:: Items ::

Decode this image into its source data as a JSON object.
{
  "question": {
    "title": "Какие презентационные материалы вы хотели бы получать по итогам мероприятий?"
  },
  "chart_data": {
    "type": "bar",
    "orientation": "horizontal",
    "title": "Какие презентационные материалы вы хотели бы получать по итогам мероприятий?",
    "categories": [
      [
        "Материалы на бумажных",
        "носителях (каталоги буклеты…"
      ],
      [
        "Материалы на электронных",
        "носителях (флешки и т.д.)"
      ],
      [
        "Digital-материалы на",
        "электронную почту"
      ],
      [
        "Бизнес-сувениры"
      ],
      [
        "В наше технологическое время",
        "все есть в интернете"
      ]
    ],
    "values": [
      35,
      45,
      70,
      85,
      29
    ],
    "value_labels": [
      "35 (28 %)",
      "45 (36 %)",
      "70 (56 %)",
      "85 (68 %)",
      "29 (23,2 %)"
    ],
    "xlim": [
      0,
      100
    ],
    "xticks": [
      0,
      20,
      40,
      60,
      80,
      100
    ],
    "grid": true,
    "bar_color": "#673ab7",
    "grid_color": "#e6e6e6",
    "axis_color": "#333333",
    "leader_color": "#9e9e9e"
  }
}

:::

- [What you will do] Every record above needs to be repeated word for word.

- [Task output]
Decode this image into its source data as a JSON object.
{
  "question": {
    "title": "Какие презентационные материалы вы хотели бы получать по итогам мероприятий?"
  },
  "chart_data": {
    "type": "bar",
    "orientation": "horizontal",
    "title": "Какие презентационные материалы вы хотели бы получать по итогам мероприятий?",
    "categories": [
      [
        "Материалы на бумажных",
        "носителях (каталоги буклеты…"
      ],
      [
        "Материалы на электронных",
        "носителях (флешки и т.д.)"
      ],
      [
        "Digital-материалы на",
        "электронную почту"
      ],
      [
        "Бизнес-сувениры"
      ],
      [
        "В наше технологическое время",
        "все есть в интернете"
      ]
    ],
    "values": [
      35,
      45,
      70,
      85,
      29
    ],
    "value_labels": [
      "35 (28 %)",
      "45 (36 %)",
      "70 (56 %)",
      "85 (68 %)",
      "29 (23,2 %)"
    ],
    "xlim": [
      0,
      100
    ],
    "xticks": [
      0,
      20,
      40,
      60,
      80,
      100
    ],
    "grid": true,
    "bar_color": "#673ab7",
    "grid_color": "#e6e6e6",
    "axis_color": "#333333",
    "leader_color": "#9e9e9e"
  }
}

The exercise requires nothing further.